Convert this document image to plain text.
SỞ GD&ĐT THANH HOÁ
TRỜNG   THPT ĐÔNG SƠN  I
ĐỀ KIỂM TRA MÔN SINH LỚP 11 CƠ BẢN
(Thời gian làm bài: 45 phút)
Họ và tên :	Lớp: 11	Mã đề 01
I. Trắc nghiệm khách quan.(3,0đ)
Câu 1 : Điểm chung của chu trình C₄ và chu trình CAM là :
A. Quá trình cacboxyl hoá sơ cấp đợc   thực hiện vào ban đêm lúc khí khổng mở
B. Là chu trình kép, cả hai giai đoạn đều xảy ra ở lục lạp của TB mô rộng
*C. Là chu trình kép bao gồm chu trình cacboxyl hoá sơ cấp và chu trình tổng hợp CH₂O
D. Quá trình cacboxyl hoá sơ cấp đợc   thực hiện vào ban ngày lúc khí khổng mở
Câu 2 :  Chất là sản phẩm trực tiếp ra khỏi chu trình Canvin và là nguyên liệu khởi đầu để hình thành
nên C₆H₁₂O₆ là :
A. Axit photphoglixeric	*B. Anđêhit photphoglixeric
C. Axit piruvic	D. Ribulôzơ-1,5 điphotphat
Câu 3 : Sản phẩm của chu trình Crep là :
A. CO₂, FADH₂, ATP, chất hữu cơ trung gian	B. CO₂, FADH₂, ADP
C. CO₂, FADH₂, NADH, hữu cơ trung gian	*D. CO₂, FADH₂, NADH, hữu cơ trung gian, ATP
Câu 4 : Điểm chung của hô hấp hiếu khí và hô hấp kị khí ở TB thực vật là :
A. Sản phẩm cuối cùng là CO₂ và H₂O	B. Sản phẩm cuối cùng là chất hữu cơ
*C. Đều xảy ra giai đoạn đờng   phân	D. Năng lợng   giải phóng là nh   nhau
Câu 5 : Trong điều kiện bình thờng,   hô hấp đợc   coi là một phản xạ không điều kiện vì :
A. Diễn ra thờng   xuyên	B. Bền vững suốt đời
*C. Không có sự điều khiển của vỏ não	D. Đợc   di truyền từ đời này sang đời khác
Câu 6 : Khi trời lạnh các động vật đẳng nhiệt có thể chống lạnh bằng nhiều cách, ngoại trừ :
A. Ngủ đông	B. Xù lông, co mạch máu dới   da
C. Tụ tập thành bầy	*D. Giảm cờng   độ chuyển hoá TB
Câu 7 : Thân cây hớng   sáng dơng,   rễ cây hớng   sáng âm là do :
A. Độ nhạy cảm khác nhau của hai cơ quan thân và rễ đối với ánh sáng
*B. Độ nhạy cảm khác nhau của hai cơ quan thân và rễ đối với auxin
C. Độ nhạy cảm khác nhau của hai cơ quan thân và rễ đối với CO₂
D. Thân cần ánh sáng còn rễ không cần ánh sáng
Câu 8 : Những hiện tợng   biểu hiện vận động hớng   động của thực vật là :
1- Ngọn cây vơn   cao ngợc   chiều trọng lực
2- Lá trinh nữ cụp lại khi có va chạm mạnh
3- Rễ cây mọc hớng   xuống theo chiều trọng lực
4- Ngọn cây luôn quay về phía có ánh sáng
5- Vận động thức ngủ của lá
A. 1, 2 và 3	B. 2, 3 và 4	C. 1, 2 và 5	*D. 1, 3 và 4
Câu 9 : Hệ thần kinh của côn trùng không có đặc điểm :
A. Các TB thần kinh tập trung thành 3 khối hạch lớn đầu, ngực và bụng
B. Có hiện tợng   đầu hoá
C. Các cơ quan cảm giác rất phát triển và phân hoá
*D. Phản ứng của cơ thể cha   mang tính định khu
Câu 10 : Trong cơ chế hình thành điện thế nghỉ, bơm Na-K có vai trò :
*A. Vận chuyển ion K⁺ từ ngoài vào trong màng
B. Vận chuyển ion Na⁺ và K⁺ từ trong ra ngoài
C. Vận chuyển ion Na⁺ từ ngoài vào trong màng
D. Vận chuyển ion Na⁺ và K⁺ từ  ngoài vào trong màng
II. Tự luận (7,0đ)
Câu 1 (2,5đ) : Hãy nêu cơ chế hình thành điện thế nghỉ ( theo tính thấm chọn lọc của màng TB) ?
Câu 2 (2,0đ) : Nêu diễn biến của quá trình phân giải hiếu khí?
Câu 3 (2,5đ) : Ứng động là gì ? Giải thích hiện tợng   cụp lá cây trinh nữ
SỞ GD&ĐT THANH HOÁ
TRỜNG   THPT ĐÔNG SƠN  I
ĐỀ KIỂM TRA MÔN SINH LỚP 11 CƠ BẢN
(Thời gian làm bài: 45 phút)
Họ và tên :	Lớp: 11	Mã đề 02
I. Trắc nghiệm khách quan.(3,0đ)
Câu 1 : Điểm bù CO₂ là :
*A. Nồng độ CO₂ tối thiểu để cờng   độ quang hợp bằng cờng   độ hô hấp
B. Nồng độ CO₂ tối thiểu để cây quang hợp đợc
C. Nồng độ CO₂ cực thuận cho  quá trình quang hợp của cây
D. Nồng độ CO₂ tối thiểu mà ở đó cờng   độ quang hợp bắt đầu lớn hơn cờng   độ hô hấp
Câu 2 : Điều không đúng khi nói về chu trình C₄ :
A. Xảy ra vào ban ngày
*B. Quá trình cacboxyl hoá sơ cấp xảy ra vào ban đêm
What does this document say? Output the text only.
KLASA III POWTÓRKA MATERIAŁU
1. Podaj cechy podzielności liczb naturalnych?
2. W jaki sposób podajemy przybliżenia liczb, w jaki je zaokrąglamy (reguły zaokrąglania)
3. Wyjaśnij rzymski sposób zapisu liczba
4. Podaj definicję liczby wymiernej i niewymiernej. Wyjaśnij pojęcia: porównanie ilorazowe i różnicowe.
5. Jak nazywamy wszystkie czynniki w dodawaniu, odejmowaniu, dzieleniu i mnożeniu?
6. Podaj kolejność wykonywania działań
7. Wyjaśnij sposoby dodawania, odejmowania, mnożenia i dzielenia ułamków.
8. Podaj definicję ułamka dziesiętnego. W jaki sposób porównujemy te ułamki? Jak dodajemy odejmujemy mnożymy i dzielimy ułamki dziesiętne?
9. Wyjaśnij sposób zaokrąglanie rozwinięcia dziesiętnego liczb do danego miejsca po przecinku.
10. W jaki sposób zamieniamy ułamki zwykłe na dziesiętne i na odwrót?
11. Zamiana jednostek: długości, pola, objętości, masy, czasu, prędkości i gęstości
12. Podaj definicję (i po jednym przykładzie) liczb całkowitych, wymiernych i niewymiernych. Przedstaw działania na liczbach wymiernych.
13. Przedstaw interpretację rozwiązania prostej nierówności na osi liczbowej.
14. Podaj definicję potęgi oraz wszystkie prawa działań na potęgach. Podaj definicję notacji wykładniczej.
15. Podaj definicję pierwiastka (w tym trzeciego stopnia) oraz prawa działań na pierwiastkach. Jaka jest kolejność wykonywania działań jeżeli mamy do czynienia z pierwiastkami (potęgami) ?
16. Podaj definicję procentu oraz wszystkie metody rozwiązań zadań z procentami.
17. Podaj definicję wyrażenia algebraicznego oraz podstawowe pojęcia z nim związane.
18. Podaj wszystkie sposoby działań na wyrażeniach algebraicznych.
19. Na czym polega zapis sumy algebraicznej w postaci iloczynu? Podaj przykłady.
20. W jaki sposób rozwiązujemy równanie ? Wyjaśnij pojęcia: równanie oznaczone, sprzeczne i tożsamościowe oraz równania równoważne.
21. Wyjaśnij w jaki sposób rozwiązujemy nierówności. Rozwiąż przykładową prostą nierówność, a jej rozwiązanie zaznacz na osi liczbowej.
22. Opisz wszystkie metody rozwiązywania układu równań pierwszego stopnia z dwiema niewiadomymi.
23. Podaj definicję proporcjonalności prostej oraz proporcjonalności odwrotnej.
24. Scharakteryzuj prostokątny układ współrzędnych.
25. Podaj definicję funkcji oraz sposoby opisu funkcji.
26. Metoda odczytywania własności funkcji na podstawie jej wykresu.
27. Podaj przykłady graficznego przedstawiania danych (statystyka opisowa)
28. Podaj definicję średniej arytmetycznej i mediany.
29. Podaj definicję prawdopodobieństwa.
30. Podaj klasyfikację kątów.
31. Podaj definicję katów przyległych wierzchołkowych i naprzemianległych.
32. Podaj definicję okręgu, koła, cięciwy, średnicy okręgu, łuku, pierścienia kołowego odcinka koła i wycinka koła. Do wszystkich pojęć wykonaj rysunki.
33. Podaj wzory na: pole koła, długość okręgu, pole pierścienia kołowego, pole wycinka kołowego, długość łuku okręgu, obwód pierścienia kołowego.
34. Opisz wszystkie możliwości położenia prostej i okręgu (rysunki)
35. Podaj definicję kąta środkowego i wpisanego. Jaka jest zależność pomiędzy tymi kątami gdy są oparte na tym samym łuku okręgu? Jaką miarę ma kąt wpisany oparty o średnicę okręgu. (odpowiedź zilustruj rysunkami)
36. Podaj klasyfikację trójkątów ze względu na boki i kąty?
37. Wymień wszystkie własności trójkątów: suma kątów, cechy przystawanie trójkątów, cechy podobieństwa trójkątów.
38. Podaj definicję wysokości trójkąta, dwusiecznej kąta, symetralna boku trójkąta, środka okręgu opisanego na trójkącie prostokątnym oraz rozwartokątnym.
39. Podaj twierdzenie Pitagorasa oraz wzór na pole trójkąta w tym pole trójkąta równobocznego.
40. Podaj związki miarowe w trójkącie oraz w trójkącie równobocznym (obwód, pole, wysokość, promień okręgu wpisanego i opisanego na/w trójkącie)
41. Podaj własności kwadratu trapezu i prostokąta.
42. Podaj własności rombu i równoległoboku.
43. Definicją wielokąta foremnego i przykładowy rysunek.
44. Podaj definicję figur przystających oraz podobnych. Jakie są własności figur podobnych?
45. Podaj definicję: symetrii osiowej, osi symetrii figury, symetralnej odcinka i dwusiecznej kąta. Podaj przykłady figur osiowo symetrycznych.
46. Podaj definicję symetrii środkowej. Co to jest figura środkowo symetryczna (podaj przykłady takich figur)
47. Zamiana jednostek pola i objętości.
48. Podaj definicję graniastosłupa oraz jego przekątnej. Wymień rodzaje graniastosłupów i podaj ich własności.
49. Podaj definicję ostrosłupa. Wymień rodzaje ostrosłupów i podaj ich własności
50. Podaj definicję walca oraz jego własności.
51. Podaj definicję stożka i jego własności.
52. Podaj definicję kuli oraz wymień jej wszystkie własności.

* _PROBLEM STATEMENT_:
Pick out each line above that includes "điện" and show it.

* _TASK RESULT_:
Câu 10 : Trong cơ chế hình thành điện thế nghỉ, bơm Na-K có vai trò :
Câu 1 (2,5đ) : Hãy nêu cơ chế hình thành điện thế nghỉ ( theo tính thấm chọn lọc của màng TB) ?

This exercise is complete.